GOAL: Please output every line of the material as it stands, without the pictures.

___ GIVEN INFORMATION ___

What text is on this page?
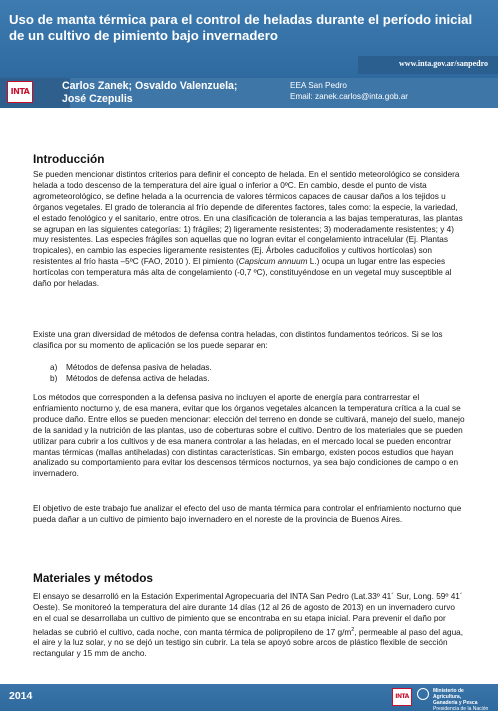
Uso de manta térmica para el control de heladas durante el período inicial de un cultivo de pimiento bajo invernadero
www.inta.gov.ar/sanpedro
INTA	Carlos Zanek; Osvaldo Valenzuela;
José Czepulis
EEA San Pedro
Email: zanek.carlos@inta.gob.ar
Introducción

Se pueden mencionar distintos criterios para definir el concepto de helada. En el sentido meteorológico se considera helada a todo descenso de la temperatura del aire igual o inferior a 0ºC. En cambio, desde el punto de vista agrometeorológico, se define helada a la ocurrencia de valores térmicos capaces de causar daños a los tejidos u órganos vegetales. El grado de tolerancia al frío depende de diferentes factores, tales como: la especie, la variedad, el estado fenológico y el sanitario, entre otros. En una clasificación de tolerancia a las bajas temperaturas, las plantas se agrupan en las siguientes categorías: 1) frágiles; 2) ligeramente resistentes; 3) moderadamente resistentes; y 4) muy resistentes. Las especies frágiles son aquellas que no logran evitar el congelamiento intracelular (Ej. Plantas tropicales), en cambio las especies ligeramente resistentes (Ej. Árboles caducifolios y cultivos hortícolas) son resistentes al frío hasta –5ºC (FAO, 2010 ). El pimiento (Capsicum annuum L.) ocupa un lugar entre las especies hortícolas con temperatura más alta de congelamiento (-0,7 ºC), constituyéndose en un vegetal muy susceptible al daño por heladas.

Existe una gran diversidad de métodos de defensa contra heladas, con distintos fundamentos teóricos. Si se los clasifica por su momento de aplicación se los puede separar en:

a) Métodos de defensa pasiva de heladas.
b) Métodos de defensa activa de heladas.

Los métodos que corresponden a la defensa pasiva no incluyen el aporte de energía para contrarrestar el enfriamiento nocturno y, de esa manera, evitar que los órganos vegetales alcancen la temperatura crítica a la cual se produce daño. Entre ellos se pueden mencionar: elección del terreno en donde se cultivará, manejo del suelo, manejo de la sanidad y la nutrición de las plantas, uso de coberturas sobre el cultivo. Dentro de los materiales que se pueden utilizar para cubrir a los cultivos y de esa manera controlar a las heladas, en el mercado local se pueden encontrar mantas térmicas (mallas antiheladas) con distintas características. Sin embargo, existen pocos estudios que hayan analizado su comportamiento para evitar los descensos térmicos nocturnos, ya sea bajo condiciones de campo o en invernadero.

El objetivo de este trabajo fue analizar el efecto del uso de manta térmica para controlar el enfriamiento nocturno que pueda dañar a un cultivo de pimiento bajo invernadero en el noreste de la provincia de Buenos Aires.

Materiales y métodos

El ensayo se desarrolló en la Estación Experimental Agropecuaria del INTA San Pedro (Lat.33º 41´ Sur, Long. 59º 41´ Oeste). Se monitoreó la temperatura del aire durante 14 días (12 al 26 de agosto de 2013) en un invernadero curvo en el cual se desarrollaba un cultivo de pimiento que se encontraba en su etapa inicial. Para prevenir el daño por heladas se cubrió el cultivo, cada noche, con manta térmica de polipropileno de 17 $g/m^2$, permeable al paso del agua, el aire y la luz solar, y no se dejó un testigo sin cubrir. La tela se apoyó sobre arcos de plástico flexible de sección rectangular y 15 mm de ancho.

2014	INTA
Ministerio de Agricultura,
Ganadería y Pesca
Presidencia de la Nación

___

RESULT BELOW:
What text is on this page?
Uso de manta térmica para el control de heladas durante el período inicial de un cultivo de pimiento bajo invernadero
www.inta.gov.ar/sanpedro
INTA	Carlos Zanek; Osvaldo Valenzuela;
José Czepulis
EEA San Pedro
Email: zanek.carlos@inta.gob.ar
Introducción

Se pueden mencionar distintos criterios para definir el concepto de helada. En el sentido meteorológico se considera helada a todo descenso de la temperatura del aire igual o inferior a 0ºC. En cambio, desde el punto de vista agrometeorológico, se define helada a la ocurrencia de valores térmicos capaces de causar daños a los tejidos u órganos vegetales. El grado de tolerancia al frío depende de diferentes factores, tales como: la especie, la variedad, el estado fenológico y el sanitario, entre otros. En una clasificación de tolerancia a las bajas temperaturas, las plantas se agrupan en las siguientes categorías: 1) frágiles; 2) ligeramente resistentes; 3) moderadamente resistentes; y 4) muy resistentes. Las especies frágiles son aquellas que no logran evitar el congelamiento intracelular (Ej. Plantas tropicales), en cambio las especies ligeramente resistentes (Ej. Árboles caducifolios y cultivos hortícolas) son resistentes al frío hasta –5ºC (FAO, 2010 ). El pimiento (Capsicum annuum L.) ocupa un lugar entre las especies hortícolas con temperatura más alta de congelamiento (-0,7 ºC), constituyéndose en un vegetal muy susceptible al daño por heladas.

Existe una gran diversidad de métodos de defensa contra heladas, con distintos fundamentos teóricos. Si se los clasifica por su momento de aplicación se los puede separar en:

a) Métodos de defensa pasiva de heladas.
b) Métodos de defensa activa de heladas.

Los métodos que corresponden a la defensa pasiva no incluyen el aporte de energía para contrarrestar el enfriamiento nocturno y, de esa manera, evitar que los órganos vegetales alcancen la temperatura crítica a la cual se produce daño. Entre ellos se pueden mencionar: elección del terreno en donde se cultivará, manejo del suelo, manejo de la sanidad y la nutrición de las plantas, uso de coberturas sobre el cultivo. Dentro de los materiales que se pueden utilizar para cubrir a los cultivos y de esa manera controlar a las heladas, en el mercado local se pueden encontrar mantas térmicas (mallas antiheladas) con distintas características. Sin embargo, existen pocos estudios que hayan analizado su comportamiento para evitar los descensos térmicos nocturnos, ya sea bajo condiciones de campo o en invernadero.

El objetivo de este trabajo fue analizar el efecto del uso de manta térmica para controlar el enfriamiento nocturno que pueda dañar a un cultivo de pimiento bajo invernadero en el noreste de la provincia de Buenos Aires.

Materiales y métodos

El ensayo se desarrolló en la Estación Experimental Agropecuaria del INTA San Pedro (Lat.33º 41´ Sur, Long. 59º 41´ Oeste). Se monitoreó la temperatura del aire durante 14 días (12 al 26 de agosto de 2013) en un invernadero curvo en el cual se desarrollaba un cultivo de pimiento que se encontraba en su etapa inicial. Para prevenir el daño por heladas se cubrió el cultivo, cada noche, con manta térmica de polipropileno de 17 $g/m^2$, permeable al paso del agua, el aire y la luz solar, y no se dejó un testigo sin cubrir. La tela se apoyó sobre arcos de plástico flexible de sección rectangular y 15 mm de ancho.

2014	INTA
Ministerio de Agricultura,
Ganadería y Pesca
Presidencia de la Nación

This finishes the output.